**Dataset records:**

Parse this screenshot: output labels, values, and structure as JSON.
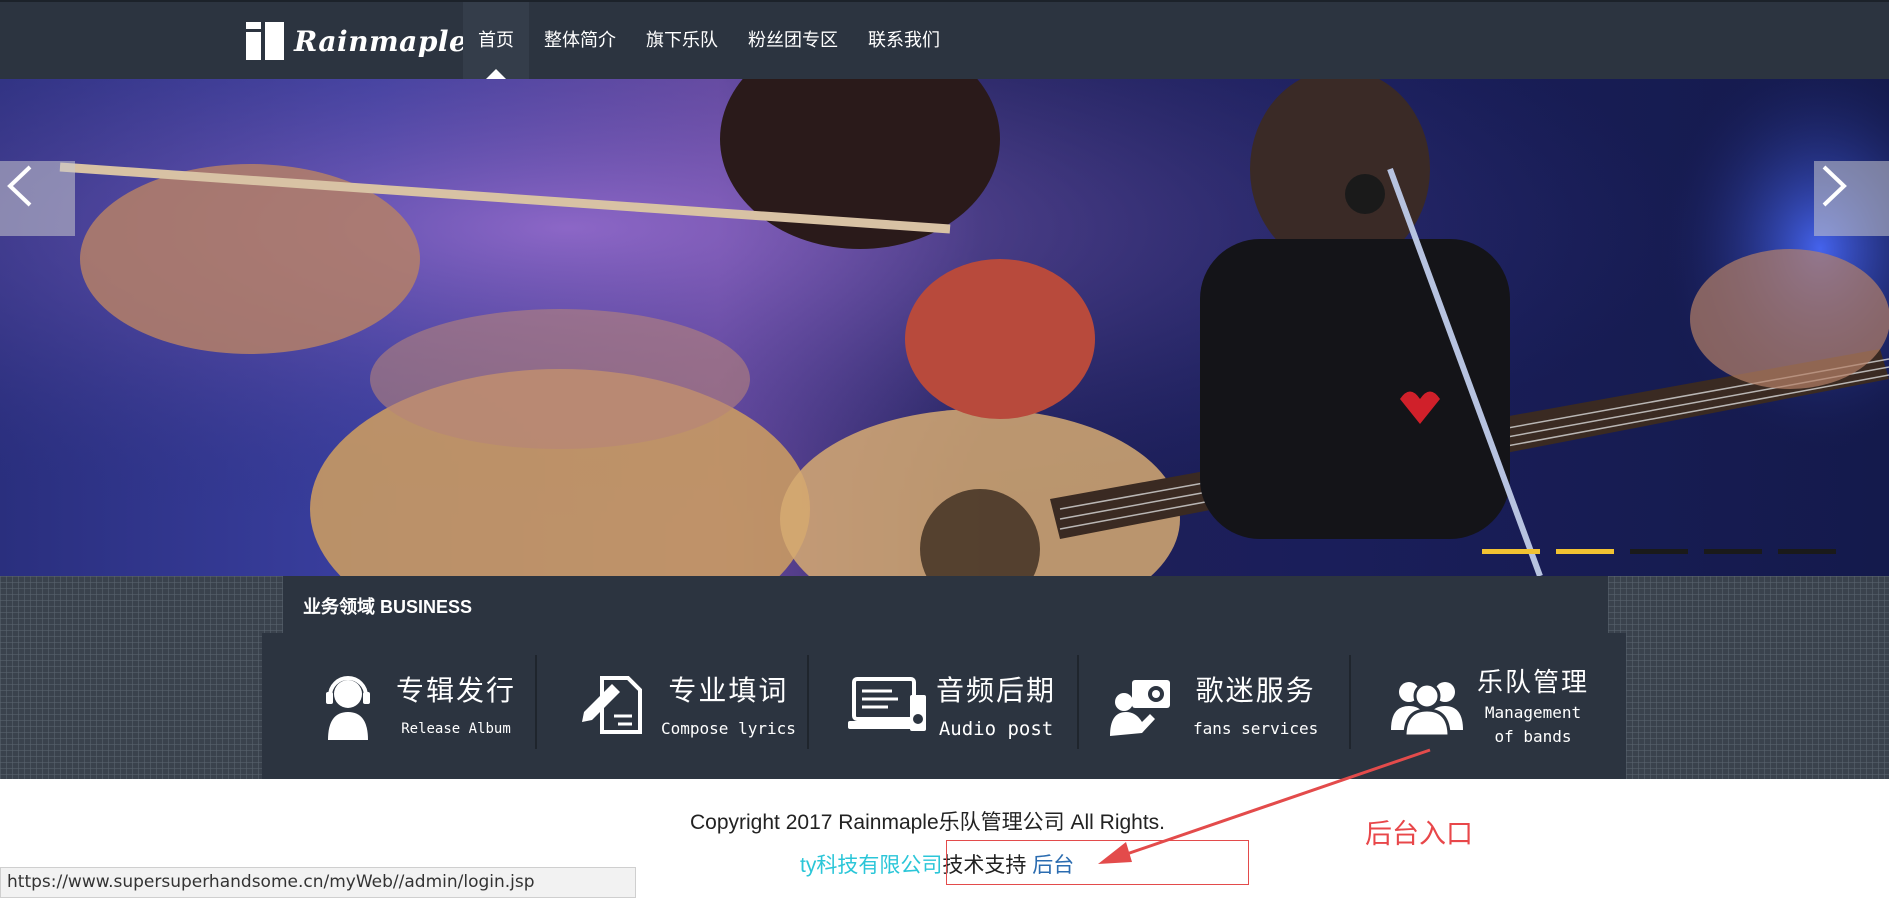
{
  "brand": {
    "name": "Rainmaple"
  },
  "nav": {
    "items": [
      {
        "label": "首页",
        "active": true
      },
      {
        "label": "整体简介"
      },
      {
        "label": "旗下乐队"
      },
      {
        "label": "粉丝团专区"
      },
      {
        "label": "联系我们"
      }
    ]
  },
  "hero": {
    "prev_icon": "chevron-left-icon",
    "next_icon": "chevron-right-icon",
    "slide_count": 5,
    "active_slides": [
      1,
      2
    ]
  },
  "business": {
    "title": "业务领域 BUSINESS",
    "items": [
      {
        "icon": "headset-user-icon",
        "cn": "专辑发行",
        "en": "Release Album"
      },
      {
        "icon": "pen-document-icon",
        "cn": "专业填词",
        "en": "Compose lyrics"
      },
      {
        "icon": "computer-audio-icon",
        "cn": "音频后期",
        "en": "Audio post"
      },
      {
        "icon": "fan-service-icon",
        "cn": "歌迷服务",
        "en": "fans services"
      },
      {
        "icon": "band-group-icon",
        "cn": "乐队管理",
        "en": "Management of bands",
        "en_line1": "Management",
        "en_line2": "of bands"
      }
    ]
  },
  "footer": {
    "copyright": "Copyright 2017 Rainmaple乐队管理公司 All Rights.",
    "company": "ty科技有限公司",
    "support": "技术支持",
    "backend_link": "后台"
  },
  "annotation": {
    "text": "后台入口",
    "color": "#e8474a"
  },
  "status_bar": {
    "url": "https://www.supersuperhandsome.cn/myWeb//admin/login.jsp"
  },
  "colors": {
    "navbar": "#2c3440",
    "dot_active": "#f1c232",
    "company_link": "#2bc6d8",
    "backend_link": "#2b6cb0"
  }
}
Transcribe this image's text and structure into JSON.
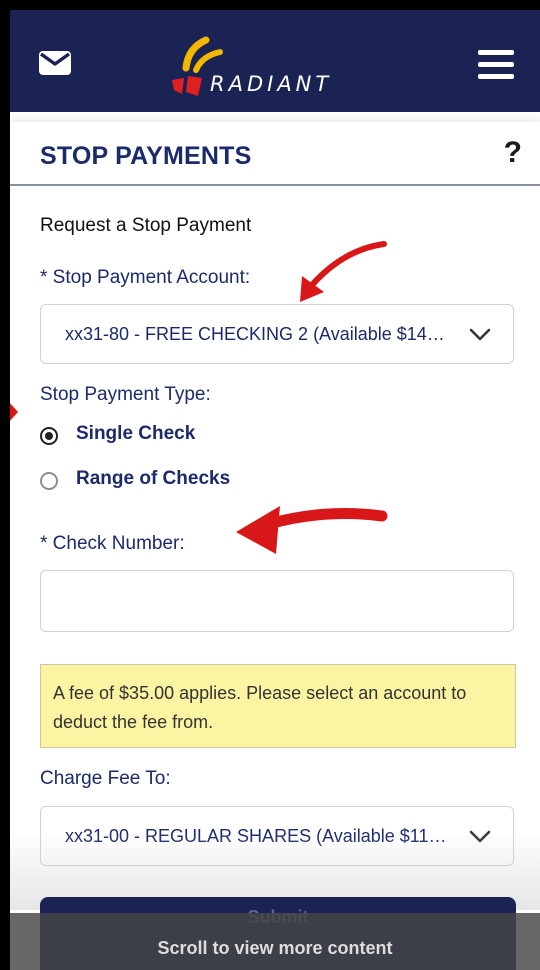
{
  "brand": {
    "name": "RADIANT",
    "navy": "#1b2355",
    "title_blue": "#1b2a6b",
    "logo_yellow": "#f5b800",
    "logo_red": "#e02020",
    "notice_yellow": "#fbf4a3"
  },
  "topbar": {
    "mail_icon": "envelope-icon",
    "menu_icon": "hamburger-menu-icon"
  },
  "header": {
    "title": "STOP PAYMENTS",
    "help": "?"
  },
  "form": {
    "section_title": "Request a Stop Payment",
    "account_label": "* Stop Payment Account:",
    "account_value": "xx31-80 - FREE CHECKING 2 (Available $14…",
    "type_label": "Stop Payment Type:",
    "type_options": [
      {
        "label": "Single Check",
        "selected": true
      },
      {
        "label": "Range of Checks",
        "selected": false
      }
    ],
    "check_number_label": "* Check Number:",
    "check_number_value": "",
    "fee_notice": "A fee of $35.00 applies. Please select an account to deduct the fee from.",
    "charge_fee_label": "Charge Fee To:",
    "charge_fee_value": "xx31-00 - REGULAR SHARES (Available $11…",
    "submit_label": "Submit"
  },
  "scroll_hint": "Scroll to view more content"
}
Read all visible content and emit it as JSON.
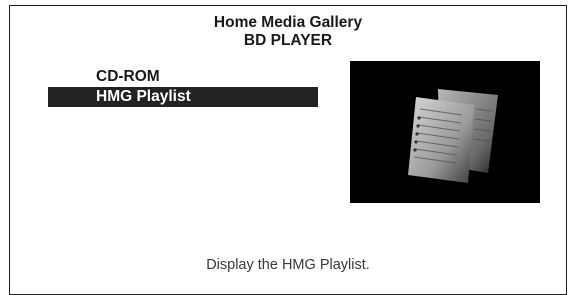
{
  "header": {
    "title": "Home Media Gallery",
    "subtitle": "BD PLAYER"
  },
  "menu": {
    "items": [
      {
        "label": "CD-ROM",
        "selected": false
      },
      {
        "label": "HMG Playlist",
        "selected": true
      }
    ]
  },
  "preview": {
    "icon": "playlist-documents-icon"
  },
  "status": {
    "text": "Display the HMG Playlist."
  }
}
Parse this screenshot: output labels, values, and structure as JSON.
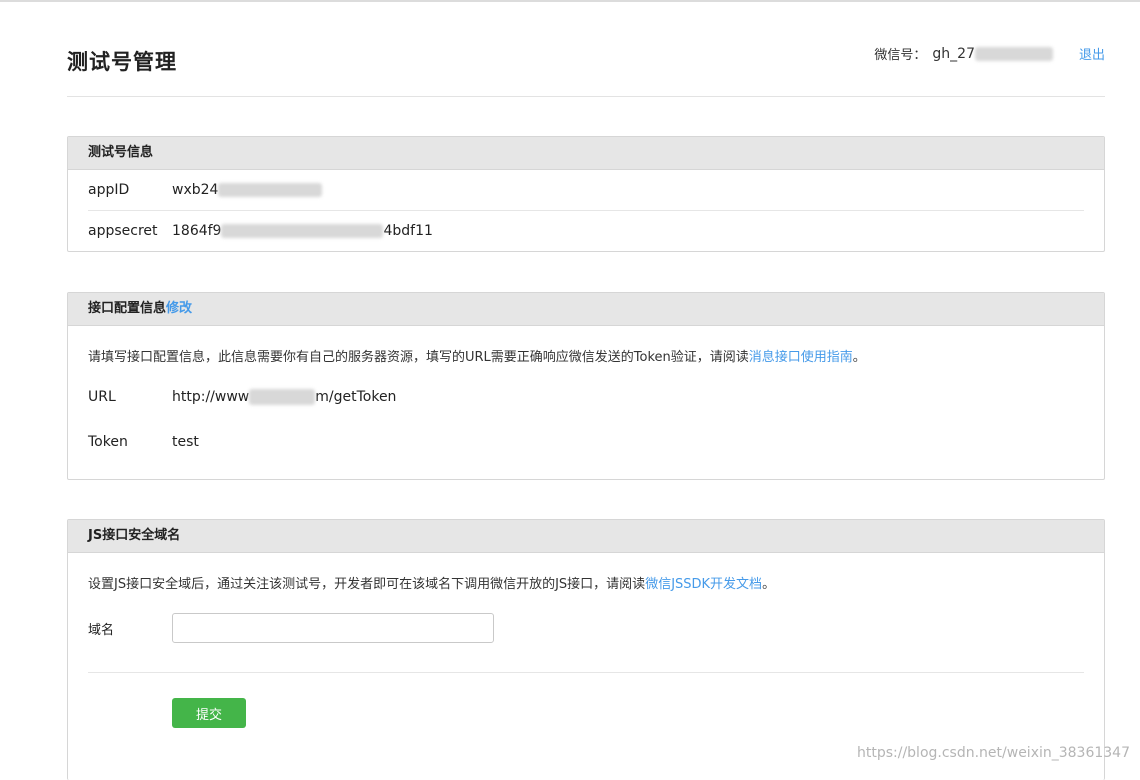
{
  "header": {
    "title": "测试号管理",
    "wechat_label": "微信号：",
    "wechat_id": "gh_27",
    "logout_label": "退出"
  },
  "info_panel": {
    "title": "测试号信息",
    "rows": [
      {
        "key": "appID",
        "value": "wxb24"
      },
      {
        "key": "appsecret",
        "value_prefix": "1864f9",
        "value_suffix": "4bdf11"
      }
    ]
  },
  "interface_panel": {
    "title": "接口配置信息",
    "edit_label": "修改",
    "description": "请填写接口配置信息，此信息需要你有自己的服务器资源，填写的URL需要正确响应微信发送的Token验证，请阅读",
    "description_link": "消息接口使用指南",
    "description_end": "。",
    "url_label": "URL",
    "url_prefix": "http://www",
    "url_suffix": "m/getToken",
    "token_label": "Token",
    "token_value": "test"
  },
  "js_panel": {
    "title": "JS接口安全域名",
    "description": "设置JS接口安全域后，通过关注该测试号，开发者即可在该域名下调用微信开放的JS接口，请阅读",
    "description_link": "微信JSSDK开发文档",
    "description_end": "。",
    "domain_label": "域名",
    "domain_value": "",
    "submit_label": "提交"
  },
  "watermark": "https://blog.csdn.net/weixin_38361347",
  "colors": {
    "link": "#459ae9",
    "submit": "#44b549",
    "panel_header": "#e6e6e6"
  }
}
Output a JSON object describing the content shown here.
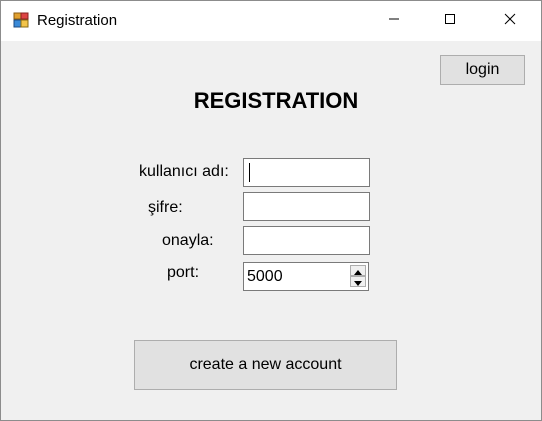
{
  "window": {
    "title": "Registration",
    "icons": {
      "app": "app-icon",
      "minimize": "minimize-icon",
      "maximize": "maximize-icon",
      "close": "close-icon"
    }
  },
  "header": {
    "login_label": "login",
    "title": "REGISTRATION"
  },
  "form": {
    "username_label": "kullanıcı adı:",
    "username_value": "",
    "password_label": "şifre:",
    "password_value": "",
    "confirm_label": "onayla:",
    "confirm_value": "",
    "port_label": "port:",
    "port_value": "5000"
  },
  "actions": {
    "create_label": "create a new account"
  }
}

**What the task requires:**
Copy out each line word for word, please, skipping the images.

**Response to the task:**
Parse this screenshot: output labels, values, and structure as JSON.
{
  "brand": {
    "name": "Rainmaple"
  },
  "nav": {
    "items": [
      {
        "label": "首页",
        "active": true
      },
      {
        "label": "整体简介"
      },
      {
        "label": "旗下乐队"
      },
      {
        "label": "粉丝团专区"
      },
      {
        "label": "联系我们"
      }
    ]
  },
  "hero": {
    "prev_icon": "chevron-left-icon",
    "next_icon": "chevron-right-icon",
    "slide_count": 5,
    "active_slides": [
      1,
      2
    ]
  },
  "business": {
    "title": "业务领域 BUSINESS",
    "items": [
      {
        "icon": "headset-user-icon",
        "cn": "专辑发行",
        "en": "Release Album"
      },
      {
        "icon": "pen-document-icon",
        "cn": "专业填词",
        "en": "Compose lyrics"
      },
      {
        "icon": "computer-audio-icon",
        "cn": "音频后期",
        "en": "Audio post"
      },
      {
        "icon": "fan-service-icon",
        "cn": "歌迷服务",
        "en": "fans services"
      },
      {
        "icon": "band-group-icon",
        "cn": "乐队管理",
        "en": "Management of bands",
        "en_line1": "Management",
        "en_line2": "of bands"
      }
    ]
  },
  "footer": {
    "copyright": "Copyright 2017 Rainmaple乐队管理公司 All Rights.",
    "company": "ty科技有限公司",
    "support": "技术支持",
    "backend_link": "后台"
  },
  "annotation": {
    "text": "后台入口",
    "color": "#e8474a"
  },
  "status_bar": {
    "url": "https://www.supersuperhandsome.cn/myWeb//admin/login.jsp"
  },
  "colors": {
    "navbar": "#2c3440",
    "dot_active": "#f1c232",
    "company_link": "#2bc6d8",
    "backend_link": "#2b6cb0"
  }
}
Transcribe this image's text and structure into JSON.
{
  "brand": {
    "name": "RADIANT",
    "navy": "#1b2355",
    "title_blue": "#1b2a6b",
    "logo_yellow": "#f5b800",
    "logo_red": "#e02020",
    "notice_yellow": "#fbf4a3"
  },
  "topbar": {
    "mail_icon": "envelope-icon",
    "menu_icon": "hamburger-menu-icon"
  },
  "header": {
    "title": "STOP PAYMENTS",
    "help": "?"
  },
  "form": {
    "section_title": "Request a Stop Payment",
    "account_label": "* Stop Payment Account:",
    "account_value": "xx31-80 - FREE CHECKING 2 (Available $14…",
    "type_label": "Stop Payment Type:",
    "type_options": [
      {
        "label": "Single Check",
        "selected": true
      },
      {
        "label": "Range of Checks",
        "selected": false
      }
    ],
    "check_number_label": "* Check Number:",
    "check_number_value": "",
    "fee_notice": "A fee of $35.00 applies. Please select an account to deduct the fee from.",
    "charge_fee_label": "Charge Fee To:",
    "charge_fee_value": "xx31-00 - REGULAR SHARES (Available $11…",
    "submit_label": "Submit"
  },
  "scroll_hint": "Scroll to view more content"
}
Read all visible content and emit it as JSON.
{
  "header": {
    "title": "Home Media Gallery",
    "subtitle": "BD PLAYER"
  },
  "menu": {
    "items": [
      {
        "label": "CD-ROM",
        "selected": false
      },
      {
        "label": "HMG Playlist",
        "selected": true
      }
    ]
  },
  "preview": {
    "icon": "playlist-documents-icon"
  },
  "status": {
    "text": "Display the HMG Playlist."
  }
}
Parse this screenshot: output labels, values, and structure as JSON.
{
  "header": {
    "title": "测试号管理",
    "wechat_label": "微信号：",
    "wechat_id": "gh_27",
    "logout_label": "退出"
  },
  "info_panel": {
    "title": "测试号信息",
    "rows": [
      {
        "key": "appID",
        "value": "wxb24"
      },
      {
        "key": "appsecret",
        "value_prefix": "1864f9",
        "value_suffix": "4bdf11"
      }
    ]
  },
  "interface_panel": {
    "title": "接口配置信息",
    "edit_label": "修改",
    "description": "请填写接口配置信息，此信息需要你有自己的服务器资源，填写的URL需要正确响应微信发送的Token验证，请阅读",
    "description_link": "消息接口使用指南",
    "description_end": "。",
    "url_label": "URL",
    "url_prefix": "http://www",
    "url_suffix": "m/getToken",
    "token_label": "Token",
    "token_value": "test"
  },
  "js_panel": {
    "title": "JS接口安全域名",
    "description": "设置JS接口安全域后，通过关注该测试号，开发者即可在该域名下调用微信开放的JS接口，请阅读",
    "description_link": "微信JSSDK开发文档",
    "description_end": "。",
    "domain_label": "域名",
    "domain_value": "",
    "submit_label": "提交"
  },
  "watermark": "https://blog.csdn.net/weixin_38361347",
  "colors": {
    "link": "#459ae9",
    "submit": "#44b549",
    "panel_header": "#e6e6e6"
  }
}
Output a JSON object describing the content shown here.
{
  "window": {
    "title": "Registration",
    "icons": {
      "app": "app-icon",
      "minimize": "minimize-icon",
      "maximize": "maximize-icon",
      "close": "close-icon"
    }
  },
  "header": {
    "login_label": "login",
    "title": "REGISTRATION"
  },
  "form": {
    "username_label": "kullanıcı adı:",
    "username_value": "",
    "password_label": "şifre:",
    "password_value": "",
    "confirm_label": "onayla:",
    "confirm_value": "",
    "port_label": "port:",
    "port_value": "5000"
  },
  "actions": {
    "create_label": "create a new account"
  }
}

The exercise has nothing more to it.